*Record excerpts*
....................
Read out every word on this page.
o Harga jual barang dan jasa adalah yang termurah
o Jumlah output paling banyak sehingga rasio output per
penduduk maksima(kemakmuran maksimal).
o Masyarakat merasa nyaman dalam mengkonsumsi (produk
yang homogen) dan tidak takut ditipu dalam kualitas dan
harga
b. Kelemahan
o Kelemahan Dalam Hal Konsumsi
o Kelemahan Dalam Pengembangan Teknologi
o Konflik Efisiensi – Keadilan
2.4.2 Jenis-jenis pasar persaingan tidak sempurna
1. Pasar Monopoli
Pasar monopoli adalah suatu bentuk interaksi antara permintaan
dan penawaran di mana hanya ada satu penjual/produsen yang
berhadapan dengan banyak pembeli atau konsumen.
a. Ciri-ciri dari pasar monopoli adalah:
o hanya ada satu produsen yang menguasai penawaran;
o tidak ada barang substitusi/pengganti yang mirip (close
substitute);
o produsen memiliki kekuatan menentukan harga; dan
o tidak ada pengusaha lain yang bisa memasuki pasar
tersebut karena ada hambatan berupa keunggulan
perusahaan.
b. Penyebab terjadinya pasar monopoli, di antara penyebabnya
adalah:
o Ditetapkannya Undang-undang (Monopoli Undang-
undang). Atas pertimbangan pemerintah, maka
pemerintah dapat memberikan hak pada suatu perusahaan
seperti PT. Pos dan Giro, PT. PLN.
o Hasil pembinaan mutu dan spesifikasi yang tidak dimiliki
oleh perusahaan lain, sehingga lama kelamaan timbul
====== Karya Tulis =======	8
....................
*Your task*
Reproduce every line above without error.

*Answer to this task*
Read out every word on this page.
o Harga jual barang dan jasa adalah yang termurah
o Jumlah output paling banyak sehingga rasio output per
penduduk maksima(kemakmuran maksimal).
o Masyarakat merasa nyaman dalam mengkonsumsi (produk
yang homogen) dan tidak takut ditipu dalam kualitas dan
harga
b. Kelemahan
o Kelemahan Dalam Hal Konsumsi
o Kelemahan Dalam Pengembangan Teknologi
o Konflik Efisiensi – Keadilan
2.4.2 Jenis-jenis pasar persaingan tidak sempurna
1. Pasar Monopoli
Pasar monopoli adalah suatu bentuk interaksi antara permintaan
dan penawaran di mana hanya ada satu penjual/produsen yang
berhadapan dengan banyak pembeli atau konsumen.
a. Ciri-ciri dari pasar monopoli adalah:
o hanya ada satu produsen yang menguasai penawaran;
o tidak ada barang substitusi/pengganti yang mirip (close
substitute);
o produsen memiliki kekuatan menentukan harga; dan
o tidak ada pengusaha lain yang bisa memasuki pasar
tersebut karena ada hambatan berupa keunggulan
perusahaan.
b. Penyebab terjadinya pasar monopoli, di antara penyebabnya
adalah:
o Ditetapkannya Undang-undang (Monopoli Undang-
undang). Atas pertimbangan pemerintah, maka
pemerintah dapat memberikan hak pada suatu perusahaan
seperti PT. Pos dan Giro, PT. PLN.
o Hasil pembinaan mutu dan spesifikasi yang tidak dimiliki
oleh perusahaan lain, sehingga lama kelamaan timbul
====== Karya Tulis =======	8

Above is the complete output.